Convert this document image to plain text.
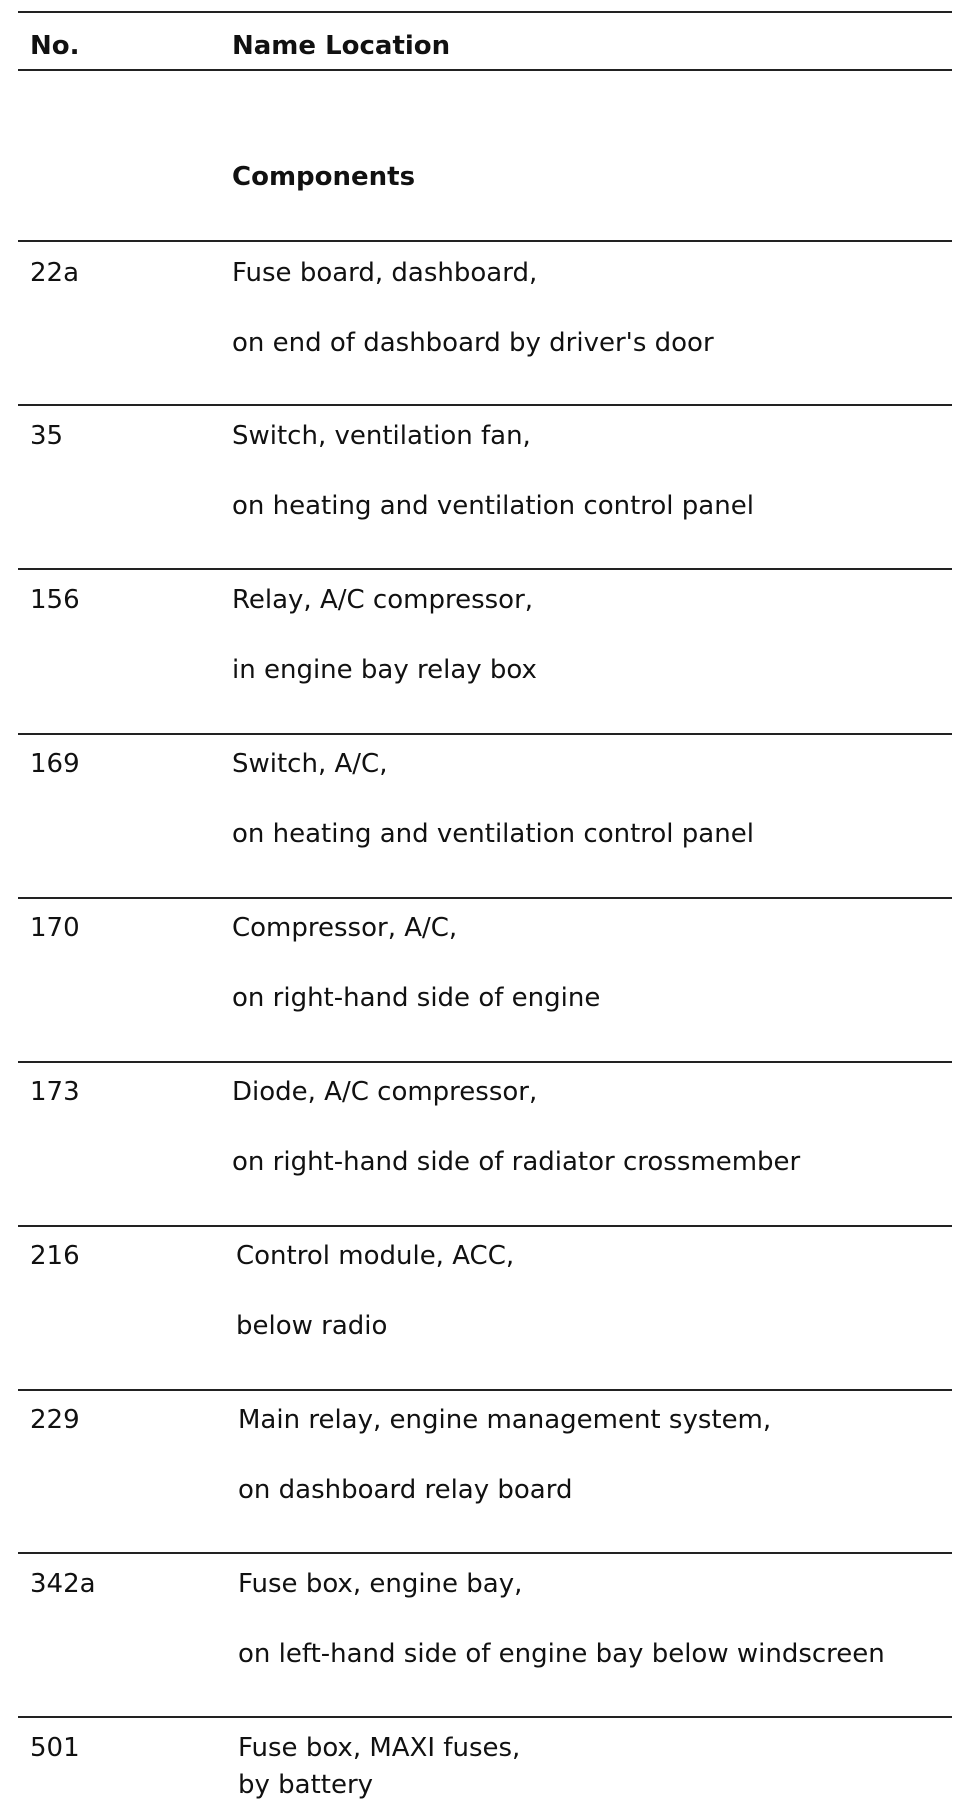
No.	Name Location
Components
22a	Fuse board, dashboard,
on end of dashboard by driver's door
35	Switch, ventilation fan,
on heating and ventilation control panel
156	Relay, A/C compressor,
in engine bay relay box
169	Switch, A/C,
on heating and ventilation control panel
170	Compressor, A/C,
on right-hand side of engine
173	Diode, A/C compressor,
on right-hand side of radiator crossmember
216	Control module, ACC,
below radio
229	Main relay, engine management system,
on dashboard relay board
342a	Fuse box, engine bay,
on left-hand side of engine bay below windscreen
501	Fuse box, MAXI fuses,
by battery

--

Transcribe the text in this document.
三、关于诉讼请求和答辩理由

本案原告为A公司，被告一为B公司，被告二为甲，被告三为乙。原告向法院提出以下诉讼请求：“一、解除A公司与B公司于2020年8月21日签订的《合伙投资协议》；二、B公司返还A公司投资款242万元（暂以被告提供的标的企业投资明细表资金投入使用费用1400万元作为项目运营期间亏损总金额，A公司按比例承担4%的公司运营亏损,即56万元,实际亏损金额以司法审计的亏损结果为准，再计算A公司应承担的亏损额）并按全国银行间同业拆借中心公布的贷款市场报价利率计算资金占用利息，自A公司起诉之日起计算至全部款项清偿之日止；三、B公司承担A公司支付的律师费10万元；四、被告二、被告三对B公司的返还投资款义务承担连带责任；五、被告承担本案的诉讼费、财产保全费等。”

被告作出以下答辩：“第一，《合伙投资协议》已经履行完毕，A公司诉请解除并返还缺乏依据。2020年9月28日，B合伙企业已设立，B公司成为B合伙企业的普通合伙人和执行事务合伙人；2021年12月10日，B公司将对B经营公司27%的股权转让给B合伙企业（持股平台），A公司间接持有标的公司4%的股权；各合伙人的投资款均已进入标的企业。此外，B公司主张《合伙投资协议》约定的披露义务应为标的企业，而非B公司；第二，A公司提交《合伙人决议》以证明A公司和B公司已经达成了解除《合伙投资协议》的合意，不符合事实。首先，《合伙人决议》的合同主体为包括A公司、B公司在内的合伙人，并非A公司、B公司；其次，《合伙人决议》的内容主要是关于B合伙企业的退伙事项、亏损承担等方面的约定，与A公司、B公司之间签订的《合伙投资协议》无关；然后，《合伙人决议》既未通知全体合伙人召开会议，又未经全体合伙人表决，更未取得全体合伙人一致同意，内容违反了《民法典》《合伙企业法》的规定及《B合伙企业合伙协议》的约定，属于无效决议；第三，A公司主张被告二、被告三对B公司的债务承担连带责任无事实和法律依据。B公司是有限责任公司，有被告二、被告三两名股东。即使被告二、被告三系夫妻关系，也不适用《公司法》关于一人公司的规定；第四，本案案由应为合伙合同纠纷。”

• _REQUIREMENT_
From the listing above, return each line with the word "dashboard".

• _RESULT_
22a	Fuse board, dashboard,
on end of dashboard by driver's door
on dashboard relay board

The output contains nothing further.